◆ **What you need to do**:
Filter these entries so that only lines with the word "image" remain.

[Dataset entries]

- - - - - - -

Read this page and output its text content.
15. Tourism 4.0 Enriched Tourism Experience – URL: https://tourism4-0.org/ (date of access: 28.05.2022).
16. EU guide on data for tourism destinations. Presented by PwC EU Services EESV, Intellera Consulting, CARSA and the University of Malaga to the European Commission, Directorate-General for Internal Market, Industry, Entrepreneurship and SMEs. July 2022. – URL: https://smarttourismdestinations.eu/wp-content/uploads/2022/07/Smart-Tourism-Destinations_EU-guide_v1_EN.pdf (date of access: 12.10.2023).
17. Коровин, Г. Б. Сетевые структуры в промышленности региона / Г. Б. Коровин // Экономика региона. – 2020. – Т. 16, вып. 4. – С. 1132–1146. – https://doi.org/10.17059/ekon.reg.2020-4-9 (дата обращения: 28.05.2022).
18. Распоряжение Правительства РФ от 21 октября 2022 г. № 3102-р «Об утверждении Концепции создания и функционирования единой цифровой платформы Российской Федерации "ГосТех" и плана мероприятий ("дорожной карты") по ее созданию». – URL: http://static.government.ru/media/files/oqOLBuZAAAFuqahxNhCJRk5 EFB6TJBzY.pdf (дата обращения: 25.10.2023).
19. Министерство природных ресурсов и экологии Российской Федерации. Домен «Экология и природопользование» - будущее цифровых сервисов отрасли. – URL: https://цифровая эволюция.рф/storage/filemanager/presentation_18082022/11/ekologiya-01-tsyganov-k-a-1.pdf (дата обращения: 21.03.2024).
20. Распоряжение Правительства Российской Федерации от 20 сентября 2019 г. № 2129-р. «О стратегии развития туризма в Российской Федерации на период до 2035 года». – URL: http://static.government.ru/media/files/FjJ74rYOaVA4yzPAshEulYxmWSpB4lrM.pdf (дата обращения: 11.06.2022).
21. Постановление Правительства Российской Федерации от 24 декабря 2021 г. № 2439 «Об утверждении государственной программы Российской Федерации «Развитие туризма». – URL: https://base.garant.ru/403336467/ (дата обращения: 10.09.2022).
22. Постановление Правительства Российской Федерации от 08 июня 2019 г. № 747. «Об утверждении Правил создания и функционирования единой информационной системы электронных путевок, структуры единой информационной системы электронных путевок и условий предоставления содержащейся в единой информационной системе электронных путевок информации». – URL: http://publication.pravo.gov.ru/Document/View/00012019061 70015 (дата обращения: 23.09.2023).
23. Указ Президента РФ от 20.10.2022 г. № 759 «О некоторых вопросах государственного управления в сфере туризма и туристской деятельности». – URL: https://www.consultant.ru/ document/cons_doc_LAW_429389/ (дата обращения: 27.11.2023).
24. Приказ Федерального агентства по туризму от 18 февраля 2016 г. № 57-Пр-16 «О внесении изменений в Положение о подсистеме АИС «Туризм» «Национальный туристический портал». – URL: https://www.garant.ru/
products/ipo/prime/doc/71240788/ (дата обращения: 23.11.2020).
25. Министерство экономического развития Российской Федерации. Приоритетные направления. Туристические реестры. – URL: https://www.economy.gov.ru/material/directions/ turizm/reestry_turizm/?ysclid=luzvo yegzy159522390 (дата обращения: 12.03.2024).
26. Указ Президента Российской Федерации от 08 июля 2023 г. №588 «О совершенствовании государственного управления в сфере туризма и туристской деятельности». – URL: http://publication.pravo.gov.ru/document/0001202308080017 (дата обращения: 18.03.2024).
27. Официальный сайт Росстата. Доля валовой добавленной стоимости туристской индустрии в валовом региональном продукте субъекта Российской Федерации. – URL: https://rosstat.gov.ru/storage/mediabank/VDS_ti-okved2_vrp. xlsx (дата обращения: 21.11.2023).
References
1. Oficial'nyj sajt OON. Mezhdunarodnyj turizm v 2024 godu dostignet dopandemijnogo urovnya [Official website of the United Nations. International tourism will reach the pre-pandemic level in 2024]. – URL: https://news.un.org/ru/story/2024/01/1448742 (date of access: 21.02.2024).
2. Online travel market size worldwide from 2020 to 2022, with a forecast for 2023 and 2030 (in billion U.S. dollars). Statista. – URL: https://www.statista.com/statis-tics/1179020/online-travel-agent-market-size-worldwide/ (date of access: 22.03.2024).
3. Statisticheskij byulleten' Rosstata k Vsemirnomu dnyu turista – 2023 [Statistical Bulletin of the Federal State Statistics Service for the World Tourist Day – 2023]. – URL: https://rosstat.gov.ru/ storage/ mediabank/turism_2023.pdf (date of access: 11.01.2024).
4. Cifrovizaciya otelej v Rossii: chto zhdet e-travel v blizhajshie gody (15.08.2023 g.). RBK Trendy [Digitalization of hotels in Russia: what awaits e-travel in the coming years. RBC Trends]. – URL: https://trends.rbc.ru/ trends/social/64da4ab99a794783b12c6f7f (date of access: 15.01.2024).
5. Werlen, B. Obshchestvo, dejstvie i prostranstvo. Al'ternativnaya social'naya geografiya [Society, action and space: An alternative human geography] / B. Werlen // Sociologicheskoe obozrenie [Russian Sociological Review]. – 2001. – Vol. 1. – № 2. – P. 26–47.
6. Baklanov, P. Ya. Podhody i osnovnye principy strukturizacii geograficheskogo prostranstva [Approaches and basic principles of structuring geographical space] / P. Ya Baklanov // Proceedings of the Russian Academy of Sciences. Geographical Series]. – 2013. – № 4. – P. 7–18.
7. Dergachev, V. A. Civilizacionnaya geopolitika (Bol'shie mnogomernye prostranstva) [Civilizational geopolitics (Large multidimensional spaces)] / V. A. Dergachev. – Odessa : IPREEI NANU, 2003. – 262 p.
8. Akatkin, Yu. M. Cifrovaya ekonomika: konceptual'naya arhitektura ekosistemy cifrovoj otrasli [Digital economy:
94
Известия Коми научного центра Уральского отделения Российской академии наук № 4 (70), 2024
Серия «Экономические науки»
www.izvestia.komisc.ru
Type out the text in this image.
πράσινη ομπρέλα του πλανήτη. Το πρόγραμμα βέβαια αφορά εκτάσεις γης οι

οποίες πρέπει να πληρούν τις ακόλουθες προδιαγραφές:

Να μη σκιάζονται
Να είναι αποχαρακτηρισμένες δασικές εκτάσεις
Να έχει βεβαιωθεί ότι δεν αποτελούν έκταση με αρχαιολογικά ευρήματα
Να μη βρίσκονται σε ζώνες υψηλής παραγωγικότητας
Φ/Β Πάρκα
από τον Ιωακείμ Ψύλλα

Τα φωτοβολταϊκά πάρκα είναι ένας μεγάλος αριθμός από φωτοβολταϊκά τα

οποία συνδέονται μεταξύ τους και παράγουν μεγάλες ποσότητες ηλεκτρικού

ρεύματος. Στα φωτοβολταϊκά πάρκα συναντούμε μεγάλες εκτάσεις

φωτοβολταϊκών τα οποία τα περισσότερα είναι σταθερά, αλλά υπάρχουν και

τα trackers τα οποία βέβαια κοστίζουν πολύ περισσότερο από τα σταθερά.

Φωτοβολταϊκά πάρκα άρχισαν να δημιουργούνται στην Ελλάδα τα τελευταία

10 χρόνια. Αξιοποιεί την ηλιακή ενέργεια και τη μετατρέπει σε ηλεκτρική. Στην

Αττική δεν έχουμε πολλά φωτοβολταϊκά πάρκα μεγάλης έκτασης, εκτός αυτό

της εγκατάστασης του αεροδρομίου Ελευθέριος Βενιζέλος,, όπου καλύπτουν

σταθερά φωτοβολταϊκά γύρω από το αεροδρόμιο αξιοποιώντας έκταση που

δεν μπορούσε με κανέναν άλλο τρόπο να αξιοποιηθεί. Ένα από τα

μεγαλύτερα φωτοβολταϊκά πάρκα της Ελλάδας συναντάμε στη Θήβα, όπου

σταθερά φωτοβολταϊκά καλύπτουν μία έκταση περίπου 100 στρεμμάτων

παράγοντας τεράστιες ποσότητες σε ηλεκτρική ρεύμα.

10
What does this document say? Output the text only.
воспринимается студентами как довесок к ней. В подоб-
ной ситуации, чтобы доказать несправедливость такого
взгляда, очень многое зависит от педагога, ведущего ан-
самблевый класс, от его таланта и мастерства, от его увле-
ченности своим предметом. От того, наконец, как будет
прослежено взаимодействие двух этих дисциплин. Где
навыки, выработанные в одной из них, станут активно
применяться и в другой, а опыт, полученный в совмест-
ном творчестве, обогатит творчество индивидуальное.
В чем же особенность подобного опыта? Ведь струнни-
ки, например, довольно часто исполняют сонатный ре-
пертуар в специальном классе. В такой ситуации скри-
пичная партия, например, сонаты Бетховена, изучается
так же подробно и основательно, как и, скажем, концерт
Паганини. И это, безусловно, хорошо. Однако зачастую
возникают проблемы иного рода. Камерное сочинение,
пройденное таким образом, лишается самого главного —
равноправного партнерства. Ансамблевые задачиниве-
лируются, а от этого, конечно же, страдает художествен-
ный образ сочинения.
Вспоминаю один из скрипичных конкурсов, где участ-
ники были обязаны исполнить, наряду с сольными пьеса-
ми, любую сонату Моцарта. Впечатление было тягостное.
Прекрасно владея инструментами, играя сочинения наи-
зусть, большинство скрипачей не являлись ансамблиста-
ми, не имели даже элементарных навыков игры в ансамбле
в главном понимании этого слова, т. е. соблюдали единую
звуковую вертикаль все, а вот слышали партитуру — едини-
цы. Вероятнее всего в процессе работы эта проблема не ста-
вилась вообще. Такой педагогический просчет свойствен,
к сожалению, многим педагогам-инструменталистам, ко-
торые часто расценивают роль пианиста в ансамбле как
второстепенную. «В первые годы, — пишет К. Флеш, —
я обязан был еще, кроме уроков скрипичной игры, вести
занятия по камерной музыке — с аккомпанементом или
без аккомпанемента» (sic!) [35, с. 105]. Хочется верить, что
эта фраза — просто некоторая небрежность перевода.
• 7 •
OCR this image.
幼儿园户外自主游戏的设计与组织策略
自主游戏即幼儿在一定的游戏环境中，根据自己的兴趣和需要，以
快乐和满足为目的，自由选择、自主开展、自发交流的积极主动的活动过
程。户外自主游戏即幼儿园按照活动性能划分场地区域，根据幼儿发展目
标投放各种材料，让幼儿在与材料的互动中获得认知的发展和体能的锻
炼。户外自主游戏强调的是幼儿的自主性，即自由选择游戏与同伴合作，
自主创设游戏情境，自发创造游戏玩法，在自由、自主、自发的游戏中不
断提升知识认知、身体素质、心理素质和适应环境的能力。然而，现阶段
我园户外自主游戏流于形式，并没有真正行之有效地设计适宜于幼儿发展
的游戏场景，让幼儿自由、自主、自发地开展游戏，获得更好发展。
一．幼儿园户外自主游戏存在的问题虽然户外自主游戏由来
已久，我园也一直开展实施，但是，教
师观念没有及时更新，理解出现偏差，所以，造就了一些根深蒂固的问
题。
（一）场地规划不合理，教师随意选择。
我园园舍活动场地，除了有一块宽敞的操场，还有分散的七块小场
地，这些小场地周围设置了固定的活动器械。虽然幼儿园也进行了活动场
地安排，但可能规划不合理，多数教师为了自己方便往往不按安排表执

- - - - - - -

◆ **Result for this task**:
Type out the text in this image.
OCR this image.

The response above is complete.